## Given data
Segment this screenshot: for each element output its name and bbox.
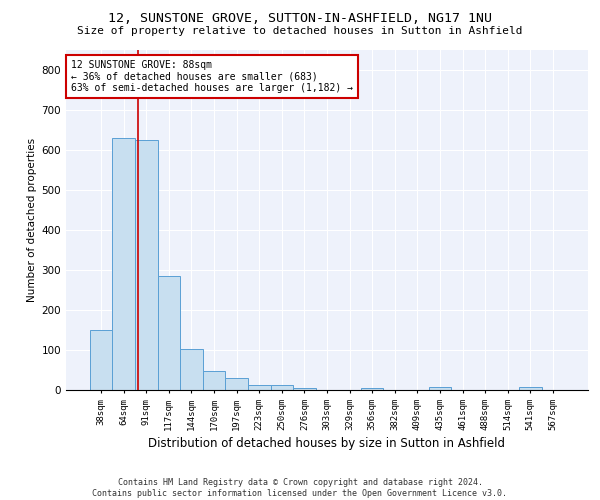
==
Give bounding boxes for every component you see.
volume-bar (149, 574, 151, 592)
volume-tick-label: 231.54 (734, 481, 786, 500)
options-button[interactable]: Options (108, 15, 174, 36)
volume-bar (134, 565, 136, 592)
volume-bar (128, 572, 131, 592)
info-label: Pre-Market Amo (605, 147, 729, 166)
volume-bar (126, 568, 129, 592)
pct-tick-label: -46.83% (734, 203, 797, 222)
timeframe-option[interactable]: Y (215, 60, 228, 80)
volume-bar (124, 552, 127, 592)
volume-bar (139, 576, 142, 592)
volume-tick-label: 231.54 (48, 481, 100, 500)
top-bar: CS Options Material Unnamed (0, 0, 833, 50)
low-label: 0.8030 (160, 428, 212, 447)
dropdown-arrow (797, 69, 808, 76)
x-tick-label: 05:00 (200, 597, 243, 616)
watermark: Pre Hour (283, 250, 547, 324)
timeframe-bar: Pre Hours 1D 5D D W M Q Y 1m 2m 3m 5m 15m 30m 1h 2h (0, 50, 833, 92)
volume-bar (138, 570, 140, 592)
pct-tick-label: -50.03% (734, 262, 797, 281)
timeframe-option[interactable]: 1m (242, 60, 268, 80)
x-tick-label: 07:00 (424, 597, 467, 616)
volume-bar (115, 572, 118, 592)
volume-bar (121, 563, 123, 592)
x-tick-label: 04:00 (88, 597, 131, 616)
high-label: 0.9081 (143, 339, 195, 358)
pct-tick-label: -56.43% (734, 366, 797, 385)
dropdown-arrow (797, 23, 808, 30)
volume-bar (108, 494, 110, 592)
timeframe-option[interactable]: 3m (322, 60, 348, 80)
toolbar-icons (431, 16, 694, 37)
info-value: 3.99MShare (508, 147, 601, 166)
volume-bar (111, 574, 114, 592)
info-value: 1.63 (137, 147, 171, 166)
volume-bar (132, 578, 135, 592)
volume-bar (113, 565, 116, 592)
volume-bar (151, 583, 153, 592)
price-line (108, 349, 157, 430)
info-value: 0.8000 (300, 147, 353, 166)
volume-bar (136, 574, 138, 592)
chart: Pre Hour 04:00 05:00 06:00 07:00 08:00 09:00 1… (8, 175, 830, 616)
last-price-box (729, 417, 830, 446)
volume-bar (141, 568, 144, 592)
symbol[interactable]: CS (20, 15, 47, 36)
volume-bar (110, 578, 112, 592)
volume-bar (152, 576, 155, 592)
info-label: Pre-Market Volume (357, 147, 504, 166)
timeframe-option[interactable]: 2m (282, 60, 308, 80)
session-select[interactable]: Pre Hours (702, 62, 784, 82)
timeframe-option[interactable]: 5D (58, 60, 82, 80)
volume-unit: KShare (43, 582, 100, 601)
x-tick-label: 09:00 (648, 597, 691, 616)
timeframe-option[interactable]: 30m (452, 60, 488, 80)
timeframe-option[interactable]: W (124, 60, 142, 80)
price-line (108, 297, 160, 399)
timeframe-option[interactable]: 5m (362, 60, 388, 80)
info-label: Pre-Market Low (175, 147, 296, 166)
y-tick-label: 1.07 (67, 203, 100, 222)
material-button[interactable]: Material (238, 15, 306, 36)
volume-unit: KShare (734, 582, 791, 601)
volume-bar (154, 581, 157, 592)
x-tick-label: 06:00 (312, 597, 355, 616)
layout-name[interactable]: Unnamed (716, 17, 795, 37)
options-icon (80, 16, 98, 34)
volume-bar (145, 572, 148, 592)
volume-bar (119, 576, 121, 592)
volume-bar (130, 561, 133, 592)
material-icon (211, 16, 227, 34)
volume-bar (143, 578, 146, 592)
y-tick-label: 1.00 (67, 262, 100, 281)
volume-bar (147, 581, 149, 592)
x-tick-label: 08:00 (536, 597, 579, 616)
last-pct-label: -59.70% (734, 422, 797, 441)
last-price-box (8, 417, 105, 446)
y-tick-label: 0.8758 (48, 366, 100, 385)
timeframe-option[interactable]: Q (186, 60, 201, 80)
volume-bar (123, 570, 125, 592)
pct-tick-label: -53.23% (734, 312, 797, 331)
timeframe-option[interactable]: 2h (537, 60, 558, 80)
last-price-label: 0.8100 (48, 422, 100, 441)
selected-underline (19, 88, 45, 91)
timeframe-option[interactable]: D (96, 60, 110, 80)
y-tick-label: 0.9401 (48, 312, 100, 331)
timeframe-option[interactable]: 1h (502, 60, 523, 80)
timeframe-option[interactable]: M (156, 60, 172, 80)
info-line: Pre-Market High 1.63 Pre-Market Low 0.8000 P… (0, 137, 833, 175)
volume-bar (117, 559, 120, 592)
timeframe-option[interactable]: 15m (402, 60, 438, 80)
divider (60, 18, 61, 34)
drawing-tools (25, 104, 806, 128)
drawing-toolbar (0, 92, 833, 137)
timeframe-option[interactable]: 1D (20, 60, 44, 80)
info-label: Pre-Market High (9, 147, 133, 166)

## To do
How many lines of the material above contain the string "Market"? Case counts; give only the number.

## Completed task
5